**Supplied data:**

<<<<

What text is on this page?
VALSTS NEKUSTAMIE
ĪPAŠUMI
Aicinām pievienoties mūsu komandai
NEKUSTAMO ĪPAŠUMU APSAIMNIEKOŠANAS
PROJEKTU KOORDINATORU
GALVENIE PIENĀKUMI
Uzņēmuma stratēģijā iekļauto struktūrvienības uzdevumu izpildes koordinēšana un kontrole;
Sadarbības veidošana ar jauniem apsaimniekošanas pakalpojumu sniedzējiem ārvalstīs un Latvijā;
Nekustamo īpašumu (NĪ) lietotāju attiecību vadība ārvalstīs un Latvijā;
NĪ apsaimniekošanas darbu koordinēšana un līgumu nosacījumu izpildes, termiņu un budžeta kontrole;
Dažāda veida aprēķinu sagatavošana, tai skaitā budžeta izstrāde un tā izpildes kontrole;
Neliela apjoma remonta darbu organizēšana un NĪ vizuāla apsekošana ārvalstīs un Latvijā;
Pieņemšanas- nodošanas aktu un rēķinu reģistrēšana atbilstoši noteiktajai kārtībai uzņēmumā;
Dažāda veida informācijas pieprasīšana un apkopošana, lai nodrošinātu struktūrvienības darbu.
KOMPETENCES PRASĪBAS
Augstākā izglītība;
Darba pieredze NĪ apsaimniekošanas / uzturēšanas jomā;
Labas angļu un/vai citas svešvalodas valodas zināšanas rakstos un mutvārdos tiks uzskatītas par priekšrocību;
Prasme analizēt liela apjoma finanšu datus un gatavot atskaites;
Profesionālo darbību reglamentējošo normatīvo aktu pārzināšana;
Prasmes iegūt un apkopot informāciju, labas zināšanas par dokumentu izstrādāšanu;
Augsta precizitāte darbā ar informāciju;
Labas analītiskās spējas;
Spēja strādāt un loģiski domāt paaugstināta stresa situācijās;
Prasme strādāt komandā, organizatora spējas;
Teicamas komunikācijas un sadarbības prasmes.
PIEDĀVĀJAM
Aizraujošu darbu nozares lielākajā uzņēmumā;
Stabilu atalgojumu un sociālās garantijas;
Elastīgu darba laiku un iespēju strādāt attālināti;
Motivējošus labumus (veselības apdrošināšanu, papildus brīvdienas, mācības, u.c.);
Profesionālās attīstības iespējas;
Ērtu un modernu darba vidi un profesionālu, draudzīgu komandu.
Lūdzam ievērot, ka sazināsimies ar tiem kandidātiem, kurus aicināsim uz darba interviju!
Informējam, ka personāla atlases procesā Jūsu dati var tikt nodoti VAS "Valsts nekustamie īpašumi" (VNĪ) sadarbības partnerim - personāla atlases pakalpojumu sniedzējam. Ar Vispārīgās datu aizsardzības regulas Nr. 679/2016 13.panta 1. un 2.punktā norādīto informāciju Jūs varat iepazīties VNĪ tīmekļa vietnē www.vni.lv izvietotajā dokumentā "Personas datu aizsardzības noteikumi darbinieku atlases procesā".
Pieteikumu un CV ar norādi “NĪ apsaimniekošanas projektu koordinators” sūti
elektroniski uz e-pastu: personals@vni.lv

>>>>

**What the exercise asks:** Restate each record exactly as written.

**Answer to the exercise:**
What text is on this page?
VALSTS NEKUSTAMIE
ĪPAŠUMI
Aicinām pievienoties mūsu komandai
NEKUSTAMO ĪPAŠUMU APSAIMNIEKOŠANAS
PROJEKTU KOORDINATORU
GALVENIE PIENĀKUMI
Uzņēmuma stratēģijā iekļauto struktūrvienības uzdevumu izpildes koordinēšana un kontrole;
Sadarbības veidošana ar jauniem apsaimniekošanas pakalpojumu sniedzējiem ārvalstīs un Latvijā;
Nekustamo īpašumu (NĪ) lietotāju attiecību vadība ārvalstīs un Latvijā;
NĪ apsaimniekošanas darbu koordinēšana un līgumu nosacījumu izpildes, termiņu un budžeta kontrole;
Dažāda veida aprēķinu sagatavošana, tai skaitā budžeta izstrāde un tā izpildes kontrole;
Neliela apjoma remonta darbu organizēšana un NĪ vizuāla apsekošana ārvalstīs un Latvijā;
Pieņemšanas- nodošanas aktu un rēķinu reģistrēšana atbilstoši noteiktajai kārtībai uzņēmumā;
Dažāda veida informācijas pieprasīšana un apkopošana, lai nodrošinātu struktūrvienības darbu.
KOMPETENCES PRASĪBAS
Augstākā izglītība;
Darba pieredze NĪ apsaimniekošanas / uzturēšanas jomā;
Labas angļu un/vai citas svešvalodas valodas zināšanas rakstos un mutvārdos tiks uzskatītas par priekšrocību;
Prasme analizēt liela apjoma finanšu datus un gatavot atskaites;
Profesionālo darbību reglamentējošo normatīvo aktu pārzināšana;
Prasmes iegūt un apkopot informāciju, labas zināšanas par dokumentu izstrādāšanu;
Augsta precizitāte darbā ar informāciju;
Labas analītiskās spējas;
Spēja strādāt un loģiski domāt paaugstināta stresa situācijās;
Prasme strādāt komandā, organizatora spējas;
Teicamas komunikācijas un sadarbības prasmes.
PIEDĀVĀJAM
Aizraujošu darbu nozares lielākajā uzņēmumā;
Stabilu atalgojumu un sociālās garantijas;
Elastīgu darba laiku un iespēju strādāt attālināti;
Motivējošus labumus (veselības apdrošināšanu, papildus brīvdienas, mācības, u.c.);
Profesionālās attīstības iespējas;
Ērtu un modernu darba vidi un profesionālu, draudzīgu komandu.
Lūdzam ievērot, ka sazināsimies ar tiem kandidātiem, kurus aicināsim uz darba interviju!
Informējam, ka personāla atlases procesā Jūsu dati var tikt nodoti VAS "Valsts nekustamie īpašumi" (VNĪ) sadarbības partnerim - personāla atlases pakalpojumu sniedzējam. Ar Vispārīgās datu aizsardzības regulas Nr. 679/2016 13.panta 1. un 2.punktā norādīto informāciju Jūs varat iepazīties VNĪ tīmekļa vietnē www.vni.lv izvietotajā dokumentā "Personas datu aizsardzības noteikumi darbinieku atlases procesā".
Pieteikumu un CV ar norādi “NĪ apsaimniekošanas projektu koordinators” sūti
elektroniski uz e-pastu: personals@vni.lv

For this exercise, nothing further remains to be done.